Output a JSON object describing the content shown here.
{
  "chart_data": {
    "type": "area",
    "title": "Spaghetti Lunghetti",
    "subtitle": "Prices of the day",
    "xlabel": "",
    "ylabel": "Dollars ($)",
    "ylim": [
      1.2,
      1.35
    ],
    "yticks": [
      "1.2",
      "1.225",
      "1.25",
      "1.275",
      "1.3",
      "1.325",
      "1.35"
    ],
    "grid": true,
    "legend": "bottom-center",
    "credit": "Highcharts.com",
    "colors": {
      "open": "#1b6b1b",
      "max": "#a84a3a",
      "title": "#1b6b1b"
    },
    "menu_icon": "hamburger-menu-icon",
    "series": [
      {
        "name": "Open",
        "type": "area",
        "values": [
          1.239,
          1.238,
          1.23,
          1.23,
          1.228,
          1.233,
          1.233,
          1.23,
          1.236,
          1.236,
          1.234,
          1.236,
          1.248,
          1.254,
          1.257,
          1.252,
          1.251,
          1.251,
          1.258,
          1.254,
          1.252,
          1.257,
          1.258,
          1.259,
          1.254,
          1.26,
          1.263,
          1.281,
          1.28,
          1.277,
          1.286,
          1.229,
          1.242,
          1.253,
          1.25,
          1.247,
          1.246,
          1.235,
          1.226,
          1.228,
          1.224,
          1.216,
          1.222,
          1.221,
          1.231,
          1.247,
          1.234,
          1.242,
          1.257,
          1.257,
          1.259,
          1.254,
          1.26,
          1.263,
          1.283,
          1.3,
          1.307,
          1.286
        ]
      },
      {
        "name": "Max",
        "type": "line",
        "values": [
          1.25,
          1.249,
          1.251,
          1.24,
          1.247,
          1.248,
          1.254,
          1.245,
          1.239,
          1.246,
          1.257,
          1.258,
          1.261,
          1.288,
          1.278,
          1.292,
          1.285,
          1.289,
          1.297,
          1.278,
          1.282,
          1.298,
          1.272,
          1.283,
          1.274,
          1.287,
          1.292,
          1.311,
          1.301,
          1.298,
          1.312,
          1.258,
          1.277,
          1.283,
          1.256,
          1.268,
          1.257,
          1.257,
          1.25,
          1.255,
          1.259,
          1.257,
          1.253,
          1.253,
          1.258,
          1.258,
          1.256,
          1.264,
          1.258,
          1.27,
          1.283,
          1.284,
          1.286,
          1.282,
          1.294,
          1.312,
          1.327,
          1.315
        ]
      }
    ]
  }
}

- - - - -

Write out the whole listing again, exactly as it stands.

Solution –
Output a JSON object describing the content shown here.
{
  "chart_data": {
    "type": "area",
    "title": "Spaghetti Lunghetti",
    "subtitle": "Prices of the day",
    "xlabel": "",
    "ylabel": "Dollars ($)",
    "ylim": [
      1.2,
      1.35
    ],
    "yticks": [
      "1.2",
      "1.225",
      "1.25",
      "1.275",
      "1.3",
      "1.325",
      "1.35"
    ],
    "grid": true,
    "legend": "bottom-center",
    "credit": "Highcharts.com",
    "colors": {
      "open": "#1b6b1b",
      "max": "#a84a3a",
      "title": "#1b6b1b"
    },
    "menu_icon": "hamburger-menu-icon",
    "series": [
      {
        "name": "Open",
        "type": "area",
        "values": [
          1.239,
          1.238,
          1.23,
          1.23,
          1.228,
          1.233,
          1.233,
          1.23,
          1.236,
          1.236,
          1.234,
          1.236,
          1.248,
          1.254,
          1.257,
          1.252,
          1.251,
          1.251,
          1.258,
          1.254,
          1.252,
          1.257,
          1.258,
          1.259,
          1.254,
          1.26,
          1.263,
          1.281,
          1.28,
          1.277,
          1.286,
          1.229,
          1.242,
          1.253,
          1.25,
          1.247,
          1.246,
          1.235,
          1.226,
          1.228,
          1.224,
          1.216,
          1.222,
          1.221,
          1.231,
          1.247,
          1.234,
          1.242,
          1.257,
          1.257,
          1.259,
          1.254,
          1.26,
          1.263,
          1.283,
          1.3,
          1.307,
          1.286
        ]
      },
      {
        "name": "Max",
        "type": "line",
        "values": [
          1.25,
          1.249,
          1.251,
          1.24,
          1.247,
          1.248,
          1.254,
          1.245,
          1.239,
          1.246,
          1.257,
          1.258,
          1.261,
          1.288,
          1.278,
          1.292,
          1.285,
          1.289,
          1.297,
          1.278,
          1.282,
          1.298,
          1.272,
          1.283,
          1.274,
          1.287,
          1.292,
          1.311,
          1.301,
          1.298,
          1.312,
          1.258,
          1.277,
          1.283,
          1.256,
          1.268,
          1.257,
          1.257,
          1.25,
          1.255,
          1.259,
          1.257,
          1.253,
          1.253,
          1.258,
          1.258,
          1.256,
          1.264,
          1.258,
          1.27,
          1.283,
          1.284,
          1.286,
          1.282,
          1.294,
          1.312,
          1.327,
          1.315
        ]
      }
    ]
  }
}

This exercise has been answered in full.